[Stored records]
========================================================================

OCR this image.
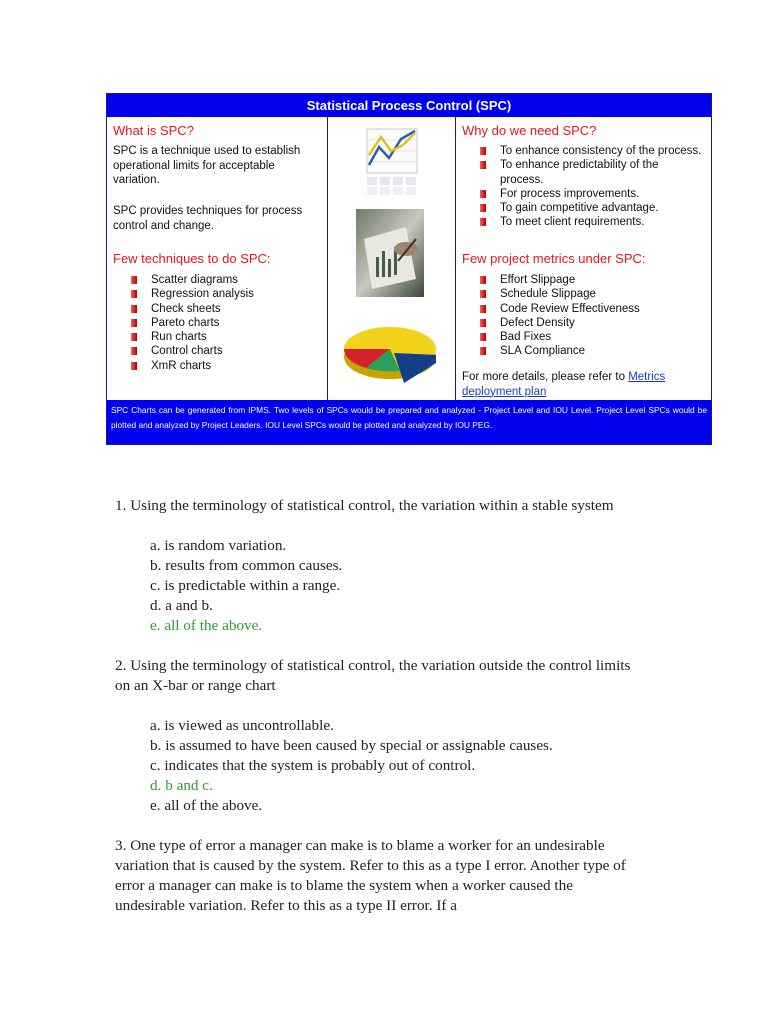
Statistical Process Control (SPC)

What is SPC?

SPC is a technique used to establish operational limits for acceptable variation.

SPC provides techniques for process control and change.

Few techniques to do SPC:

Scatter diagrams
Regression analysis
Check sheets
Pareto charts
Run charts
Control charts
XmR charts

Why do we need SPC?

To enhance consistency of the process.
To enhance predictability of the process.
For process improvements.
To gain competitive advantage.
To meet client requirements.

Few project metrics under SPC:

Effort Slippage
Schedule Slippage
Code Review Effectiveness
Defect Density
Bad Fixes
SLA Compliance

For more details, please refer to Metrics deployment plan

SPC Charts can be generated from IPMS. Two levels of SPCs would be prepared and analyzed - Project Level and IOU Level. Project Level SPCs would be plotted and analyzed by Project Leaders. IOU Level SPCs would be plotted and analyzed by IOU PEG.

1. Using the terminology of statistical control, the variation within a stable system

a. is random variation.
b. results from common causes.
c. is predictable within a range.
d. a and b.
e. all of the above.

2. Using the terminology of statistical control, the variation outside the control limits on an X-bar or range chart

a. is viewed as uncontrollable.
b. is assumed to have been caused by special or assignable causes.
c. indicates that the system is probably out of control.
d. b and c.
e. all of the above.

3. One type of error a manager can make is to blame a worker for an undesirable variation that is caused by the system. Refer to this as a type I error. Another type of error a manager can make is to blame the system when a worker caused the undesirable variation. Refer to this as a type II error. If a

========================================================================

Written request =>
Exclude the images and reproduce the remaining data exactly.

Answer to this exercise =>
OCR this image.
Statistical Process Control (SPC)

What is SPC?

SPC is a technique used to establish operational limits for acceptable variation.

SPC provides techniques for process control and change.

Few techniques to do SPC:

Scatter diagrams
Regression analysis
Check sheets
Pareto charts
Run charts
Control charts
XmR charts

Why do we need SPC?

To enhance consistency of the process.
To enhance predictability of the process.
For process improvements.
To gain competitive advantage.
To meet client requirements.

Few project metrics under SPC:

Effort Slippage
Schedule Slippage
Code Review Effectiveness
Defect Density
Bad Fixes
SLA Compliance

For more details, please refer to Metrics deployment plan

SPC Charts can be generated from IPMS. Two levels of SPCs would be prepared and analyzed - Project Level and IOU Level. Project Level SPCs would be plotted and analyzed by Project Leaders. IOU Level SPCs would be plotted and analyzed by IOU PEG.

1. Using the terminology of statistical control, the variation within a stable system

a. is random variation.
b. results from common causes.
c. is predictable within a range.
d. a and b.
e. all of the above.

2. Using the terminology of statistical control, the variation outside the control limits on an X-bar or range chart

a. is viewed as uncontrollable.
b. is assumed to have been caused by special or assignable causes.
c. indicates that the system is probably out of control.
d. b and c.
e. all of the above.

3. One type of error a manager can make is to blame a worker for an undesirable variation that is caused by the system. Refer to this as a type I error. Another type of error a manager can make is to blame the system when a worker caused the undesirable variation. Refer to this as a type II error. If a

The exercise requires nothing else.